**Task to carry out**
In the material below, format the lines from the one containing "x-tick-label-date: 13/08 —" to the one containing "x-axis-label: Date — [298, 458, 331, 474]", both included, as a JSON list of strings with one string per line. Leave out any blank lines.

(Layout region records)
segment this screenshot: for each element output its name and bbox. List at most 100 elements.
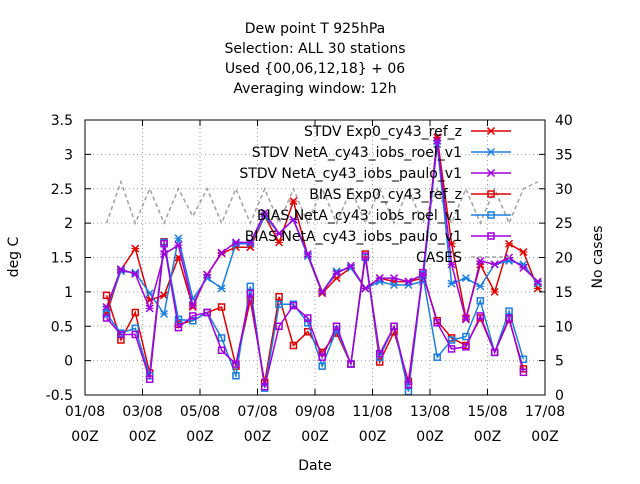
x-tick-label-date: 13/08 — [410, 404, 450, 420]
cases-line — [105, 179, 539, 226]
grid — [85, 120, 545, 395]
legend-label: STDV NetA_cy43_iobs_paulo_v1 — [239, 166, 462, 182]
data-point — [519, 247, 528, 257]
y2-tick-label: 0 — [555, 388, 564, 404]
x-tick-label-date: 01/08 — [65, 404, 105, 420]
legend-label: BIAS NetA_cy43_iobs_paulo_v1 — [245, 229, 462, 245]
legend-marker — [486, 147, 496, 157]
data-point — [275, 322, 283, 330]
data-point — [160, 291, 169, 300]
legend-label: BIAS Exp0_cy43_ref_z — [309, 187, 462, 203]
legend-marker — [486, 126, 496, 136]
data-point — [275, 300, 283, 308]
data-point — [505, 314, 513, 322]
x-axis-label: Date — [298, 458, 331, 474]
legend-item: BIAS Exp0_cy43_ref_z — [309, 187, 511, 203]
data-point — [476, 312, 485, 320]
data-point — [174, 315, 183, 324]
data-point — [289, 301, 298, 310]
y2-tick-label: 40 — [555, 113, 573, 129]
y-tick-label: 2 — [64, 216, 73, 232]
x-tick-label-hour: 00Z — [129, 429, 156, 445]
data-point — [404, 380, 413, 389]
data-point — [203, 270, 212, 279]
data-point — [318, 353, 326, 361]
data-point — [461, 315, 470, 324]
legend-marker — [487, 190, 495, 198]
data-point — [318, 289, 327, 298]
x-tick-label-date: 17/08 — [525, 404, 565, 420]
y2-tick-label: 5 — [555, 354, 564, 370]
data-point — [102, 314, 111, 322]
axes: 01/08 00Z 03/08 00Z 05/08 00Z 07/08 00Z 09/08 00Z… — [46, 113, 573, 445]
y-tick-label: 2.5 — [51, 182, 73, 198]
data-point — [462, 332, 470, 341]
y-tick-label: 3 — [64, 147, 73, 163]
x-tick-label-hour: 00Z — [301, 429, 328, 445]
y2-tick-label: 25 — [555, 216, 573, 232]
x-tick-label-date: 15/08 — [467, 404, 507, 420]
legend-marker — [486, 168, 496, 178]
title-line: Averaging window: 12h — [233, 81, 396, 97]
y2-tick-label: 35 — [555, 147, 573, 163]
data-point — [433, 136, 442, 145]
data-point — [404, 277, 413, 286]
data-point — [433, 319, 441, 327]
data-point — [390, 274, 399, 283]
data-point — [275, 229, 284, 238]
data-point — [318, 287, 327, 296]
legend-label: BIAS NetA_cy43_iobs_roel_v1 — [257, 208, 462, 224]
legend-label: CASES — [416, 250, 462, 266]
data-point — [102, 310, 111, 318]
data-point — [275, 238, 284, 247]
data-point — [390, 280, 399, 290]
data-point — [375, 274, 384, 283]
data-point — [246, 238, 255, 247]
data-point — [375, 350, 384, 358]
x-tick-label-date: 03/08 — [122, 404, 162, 420]
data-point — [203, 308, 211, 317]
x-tick-label-date: 05/08 — [180, 404, 220, 420]
data-point — [217, 334, 226, 342]
data-point — [188, 301, 197, 310]
data-point — [332, 269, 341, 278]
data-point — [145, 375, 154, 383]
data-point — [232, 372, 240, 380]
data-point — [246, 282, 255, 291]
y-tick-label: 1 — [64, 285, 73, 301]
data-point — [390, 322, 398, 330]
data-point — [145, 289, 154, 298]
data-point — [332, 322, 341, 330]
data-point — [447, 260, 456, 269]
x-tick-label-date: 07/08 — [237, 404, 277, 420]
legend-marker — [487, 232, 495, 240]
y-tick-label: 1.5 — [51, 251, 73, 267]
title-line: Used {00,06,12,18} + 06 — [225, 61, 405, 77]
data-point — [462, 343, 470, 351]
data-point — [289, 197, 298, 206]
legend-marker — [487, 211, 495, 219]
data-point — [447, 345, 456, 353]
data-point — [160, 240, 168, 248]
data-point — [347, 360, 355, 368]
data-point — [260, 208, 269, 217]
y-tick-label: 0 — [64, 354, 73, 370]
x-tick-label-hour: 00Z — [244, 429, 271, 445]
title-line: Selection: ALL 30 stations — [224, 41, 405, 57]
legend-item: BIAS NetA_cy43_iobs_roel_v1 — [257, 208, 511, 224]
data-point — [490, 287, 499, 296]
data-point — [519, 368, 528, 377]
data-point — [232, 360, 240, 368]
chart-title: Dew point T 925hPa Selection: ALL 30 stat… — [224, 21, 405, 97]
y2-tick-label: 20 — [555, 251, 573, 267]
data-point — [217, 346, 226, 355]
data-point — [505, 307, 513, 315]
data-point — [131, 269, 140, 279]
y2-tick-label: 15 — [555, 285, 573, 301]
series-5 — [102, 240, 528, 391]
legend-label: STDV Exp0_cy43_ref_z — [304, 124, 462, 140]
data-point — [505, 239, 514, 248]
legend-item: STDV NetA_cy43_iobs_roel_v1 — [252, 145, 511, 161]
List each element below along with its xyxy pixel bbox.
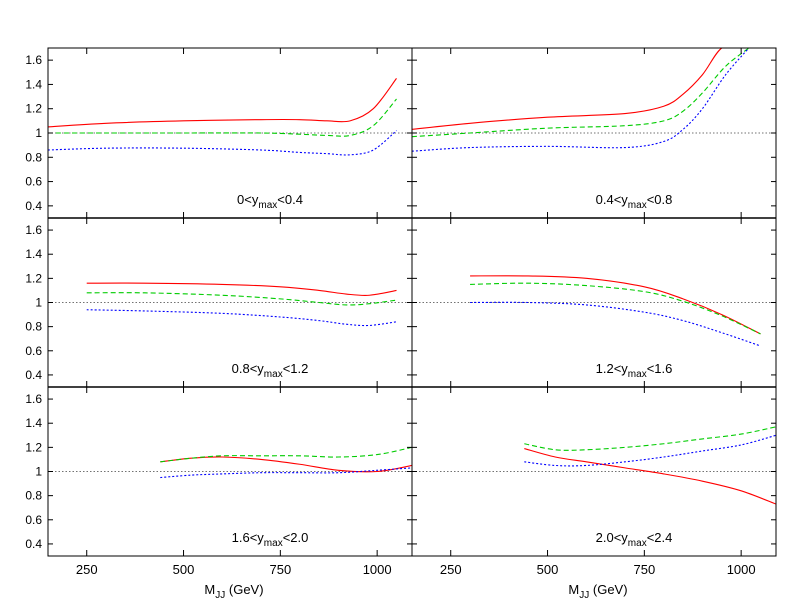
x-tick-label: 500 [537,562,559,577]
y-tick-label: 1.4 [25,77,42,91]
panel-4: 1.2<ymax<1.6 [412,275,776,380]
series-line-2 [524,426,776,451]
x-tick-label: 750 [269,562,291,577]
series-line-3 [412,48,750,152]
series-line-1 [48,78,397,128]
x-tick-label: 500 [173,562,195,577]
series-line-2 [160,446,412,463]
series-line-2 [86,292,397,306]
y-tick-label: 0.4 [25,199,42,213]
y-tick-label: 0.8 [25,320,42,334]
series-line-3 [86,309,397,327]
x-tick-label: 750 [633,562,655,577]
y-tick-label: 1.4 [25,247,42,261]
series-line-1 [86,282,397,296]
y-tick-label: 1.6 [25,392,42,406]
series-line-1 [470,275,761,335]
y-tick-label: 1.2 [25,102,42,116]
panel-label: 0.8<ymax<1.2 [232,361,309,380]
y-tick-label: 1 [35,126,42,140]
y-tick-label: 1 [35,465,42,479]
series-line-1 [524,448,776,505]
panel-label: 2.0<ymax<2.4 [596,530,673,549]
panel-6: 2.0<ymax<2.4 [412,426,776,549]
x-axis-label: MJJ (GeV) [204,582,263,601]
x-axis-label: MJJ (GeV) [568,582,627,601]
y-tick-label: 1 [35,296,42,310]
series-line-2 [470,282,761,335]
y-tick-label: 1.6 [25,53,42,67]
panel-5: 1.6<ymax<2.0 [48,446,412,549]
panel-label: 1.6<ymax<2.0 [232,530,309,549]
y-tick-label: 0.8 [25,489,42,503]
panel-1: 0<ymax<0.4 [48,78,412,211]
series-line-2 [48,98,397,137]
x-tick-label: 250 [440,562,462,577]
x-tick-label: 250 [76,562,98,577]
y-tick-label: 0.6 [25,175,42,189]
y-tick-label: 0.4 [25,537,42,551]
x-tick-label: 1000 [727,562,756,577]
y-tick-label: 0.4 [25,368,42,382]
panel-2: 0.4<ymax<0.8 [412,48,776,211]
y-tick-label: 0.6 [25,513,42,527]
y-tick-label: 0.8 [25,150,42,164]
series-line-3 [524,434,776,467]
y-tick-label: 1.2 [25,271,42,285]
x-tick-label: 1000 [363,562,392,577]
series-line-1 [160,456,412,473]
series-line-2 [412,48,750,138]
series-line-1 [412,48,742,130]
y-tick-label: 1.4 [25,416,42,430]
series-line-3 [48,130,397,156]
axes-frame: 1.6 1.4 1.2 1 0.8 0.6 0.4 1.6 1.4 1.2 1 0.8 0.6 0.4 1.… [25,47,777,601]
panel-label: 0.4<ymax<0.8 [596,192,673,211]
series-line-3 [470,301,761,347]
series-line-3 [160,467,412,479]
y-tick-label: 1.2 [25,440,42,454]
y-tick-label: 0.6 [25,344,42,358]
panel-label: 1.2<ymax<1.6 [596,361,673,380]
panel-label: 0<ymax<0.4 [237,192,303,211]
y-tick-label: 1.6 [25,223,42,237]
panel-3: 0.8<ymax<1.2 [48,282,412,380]
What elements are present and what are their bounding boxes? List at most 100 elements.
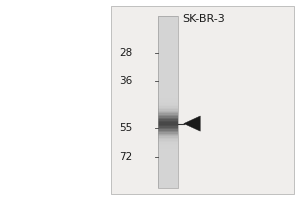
Bar [158,49,178,50]
Bar [158,69,178,70]
Bar [158,148,178,149]
Bar [158,178,178,179]
Bar [158,169,178,171]
Bar [158,172,178,174]
Bar [158,79,178,81]
Text: SK-BR-3: SK-BR-3 [183,14,225,24]
Bar [158,33,178,35]
Bar [158,184,178,185]
Bar [158,23,178,25]
Bar [158,146,178,148]
Bar [158,85,178,86]
Bar [158,118,178,119]
Bar [158,102,178,103]
Bar [158,121,178,122]
Bar [158,106,178,108]
Bar [158,126,178,128]
Bar [158,99,178,101]
Bar [158,162,178,164]
Bar [158,45,178,46]
Text: 36: 36 [119,76,132,86]
Text: 72: 72 [119,152,132,162]
Bar [158,38,178,39]
Bar [158,171,178,172]
Bar [158,151,178,152]
Bar [158,70,178,72]
Bar [158,111,178,112]
Bar [158,166,178,168]
Bar [158,156,178,158]
Bar [158,187,178,188]
Bar [158,62,178,63]
Bar [158,60,178,62]
Bar [158,91,178,92]
Bar [158,78,178,79]
Bar [158,73,178,75]
Bar [158,105,178,106]
Bar [158,168,178,169]
Bar [158,55,178,56]
Bar [158,81,178,82]
Bar [158,16,178,17]
Bar [158,154,178,155]
Bar [158,98,178,99]
Bar [158,53,178,55]
Bar [158,86,178,88]
Bar [158,30,178,32]
Bar [158,158,178,159]
Bar [158,92,178,93]
Bar [158,66,178,68]
Bar [158,145,178,146]
Bar [158,40,178,42]
Bar [158,25,178,26]
Bar [158,134,178,135]
Bar [158,129,178,131]
Bar [158,142,178,144]
Bar [158,48,178,49]
Bar [158,155,178,156]
Bar [158,19,178,20]
Bar [158,144,178,145]
Bar [158,72,178,73]
Bar [158,125,178,126]
Bar [158,103,178,105]
Bar [158,58,178,59]
Bar [158,141,178,142]
Bar [158,42,178,43]
Bar [158,179,178,181]
Bar [158,123,178,125]
Bar [158,39,178,40]
Text: 55: 55 [119,123,132,133]
Bar [158,101,178,102]
Bar [158,165,178,166]
Bar [158,50,178,52]
Bar [158,52,178,53]
Bar [158,136,178,138]
Bar [111,6,294,194]
Bar [158,149,178,151]
Bar [158,35,178,36]
Bar [158,22,178,23]
Bar [158,59,178,60]
Bar [158,89,178,91]
Bar [158,115,178,116]
Bar [158,164,178,165]
Bar [158,93,178,95]
Bar [158,20,178,22]
Bar [158,29,178,30]
Bar [158,175,178,177]
Bar [158,36,178,38]
Bar [158,63,178,65]
Bar [158,128,178,129]
Bar [158,116,178,118]
Bar [158,181,178,182]
Bar [158,75,178,76]
Polygon shape [184,116,200,131]
Bar [158,159,178,161]
Bar [158,76,178,78]
Bar [158,113,178,115]
Text: 28: 28 [119,48,132,58]
Bar [158,119,178,121]
Bar [158,185,178,187]
Bar [158,112,178,113]
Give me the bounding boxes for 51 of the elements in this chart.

**The result**
[
  "x-tick-label-date: 13/08 — [410, 404, 450, 420]",
  "cases-line — [105, 179, 539, 226]",
  "grid — [85, 120, 545, 395]",
  "legend-label: STDV NetA_cy43_iobs_paulo_v1 — [239, 166, 462, 182]",
  "data-point — [519, 247, 528, 257]",
  "y2-tick-label: 0 — [555, 388, 564, 404]",
  "x-tick-label-date: 01/08 — [65, 404, 105, 420]",
  "legend-label: BIAS NetA_cy43_iobs_paulo_v1 — [245, 229, 462, 245]",
  "legend-marker — [486, 147, 496, 157]",
  "data-point — [275, 322, 283, 330]",
  "data-point — [160, 291, 169, 300]",
  "legend-label: BIAS Exp0_cy43_ref_z — [309, 187, 462, 203]",
  "legend-marker — [486, 126, 496, 136]",
  "data-point — [275, 300, 283, 308]",
  "data-point — [505, 314, 513, 322]",
  "x-axis-label: Date — [298, 458, 331, 474]"
]